Direction
Return the whole listing, line for line, without the pictures in it.

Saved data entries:
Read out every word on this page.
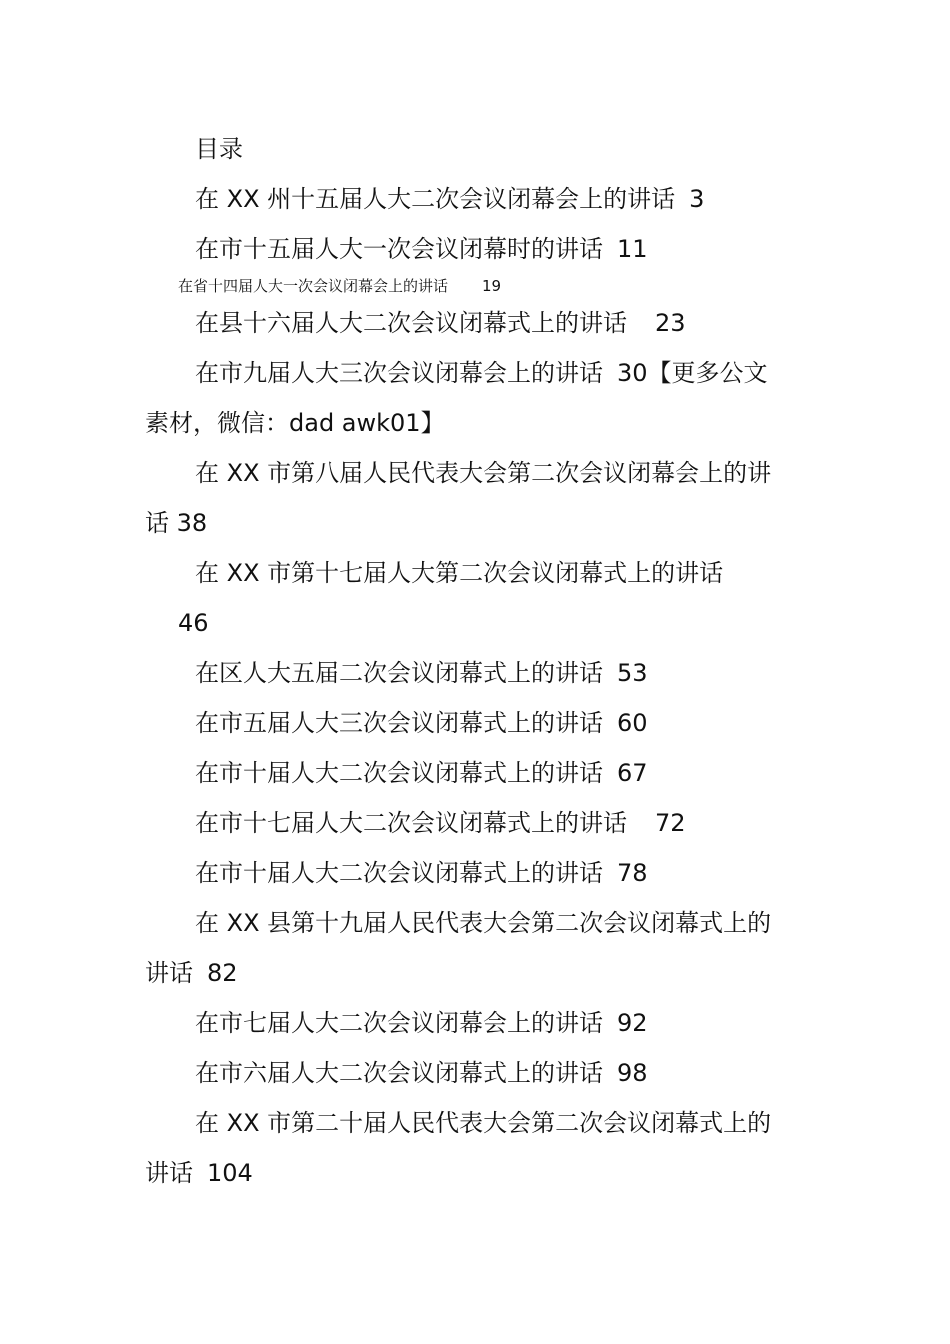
目录
在 XX 州十五届人大二次会议闭幕会上的讲话 3
在市十五届人大一次会议闭幕时的讲话 11
在省十四届人大一次会议闭幕会上的讲话 19
在县十六届人大二次会议闭幕式上的讲话 23
在市九届人大三次会议闭幕会上的讲话 30【更多公文
素材，微信：dad awk01】
在 XX 市第八届人民代表大会第二次会议闭幕会上的讲
话 38
在 XX 市第十七届人大第二次会议闭幕式上的讲话
46
在区人大五届二次会议闭幕式上的讲话 53
在市五届人大三次会议闭幕式上的讲话 60
在市十届人大二次会议闭幕式上的讲话 67
在市十七届人大二次会议闭幕式上的讲话 72
在市十届人大二次会议闭幕式上的讲话 78
在 XX 县第十九届人民代表大会第二次会议闭幕式上的
讲话 82
在市七届人大二次会议闭幕会上的讲话 92
在市六届人大二次会议闭幕式上的讲话 98
在 XX 市第二十届人民代表大会第二次会议闭幕式上的
讲话 104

Written solution
Read out every word on this page.
目录
在 XX 州十五届人大二次会议闭幕会上的讲话 3
在市十五届人大一次会议闭幕时的讲话 11
在省十四届人大一次会议闭幕会上的讲话 19
在县十六届人大二次会议闭幕式上的讲话 23
在市九届人大三次会议闭幕会上的讲话 30【更多公文
素材，微信：dad awk01】
在 XX 市第八届人民代表大会第二次会议闭幕会上的讲
话 38
在 XX 市第十七届人大第二次会议闭幕式上的讲话
46
在区人大五届二次会议闭幕式上的讲话 53
在市五届人大三次会议闭幕式上的讲话 60
在市十届人大二次会议闭幕式上的讲话 67
在市十七届人大二次会议闭幕式上的讲话 72
在市十届人大二次会议闭幕式上的讲话 78
在 XX 县第十九届人民代表大会第二次会议闭幕式上的
讲话 82
在市七届人大二次会议闭幕会上的讲话 92
在市六届人大二次会议闭幕式上的讲话 98
在 XX 市第二十届人民代表大会第二次会议闭幕式上的
讲话 104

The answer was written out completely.